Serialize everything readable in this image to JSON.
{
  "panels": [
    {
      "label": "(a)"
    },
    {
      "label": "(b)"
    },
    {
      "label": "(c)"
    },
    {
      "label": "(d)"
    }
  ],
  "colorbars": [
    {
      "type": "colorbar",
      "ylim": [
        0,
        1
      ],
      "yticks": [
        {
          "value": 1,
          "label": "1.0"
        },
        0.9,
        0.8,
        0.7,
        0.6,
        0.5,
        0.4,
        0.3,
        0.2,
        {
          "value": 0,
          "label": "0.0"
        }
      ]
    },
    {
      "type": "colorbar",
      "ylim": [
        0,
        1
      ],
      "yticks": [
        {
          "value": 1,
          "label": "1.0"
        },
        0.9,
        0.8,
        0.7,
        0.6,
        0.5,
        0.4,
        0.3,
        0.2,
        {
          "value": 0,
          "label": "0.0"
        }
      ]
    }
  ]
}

^^^^^^^^^^^^^^^^

• [WHAT YOU SHOULD DO]
Set out the complete listing exactly as shown.

• [CORRECT ANSWER]
Serialize everything readable in this image to JSON.
{
  "panels": [
    {
      "label": "(a)"
    },
    {
      "label": "(b)"
    },
    {
      "label": "(c)"
    },
    {
      "label": "(d)"
    }
  ],
  "colorbars": [
    {
      "type": "colorbar",
      "ylim": [
        0,
        1
      ],
      "yticks": [
        {
          "value": 1,
          "label": "1.0"
        },
        0.9,
        0.8,
        0.7,
        0.6,
        0.5,
        0.4,
        0.3,
        0.2,
        {
          "value": 0,
          "label": "0.0"
        }
      ]
    },
    {
      "type": "colorbar",
      "ylim": [
        0,
        1
      ],
      "yticks": [
        {
          "value": 1,
          "label": "1.0"
        },
        0.9,
        0.8,
        0.7,
        0.6,
        0.5,
        0.4,
        0.3,
        0.2,
        {
          "value": 0,
          "label": "0.0"
        }
      ]
    }
  ]
}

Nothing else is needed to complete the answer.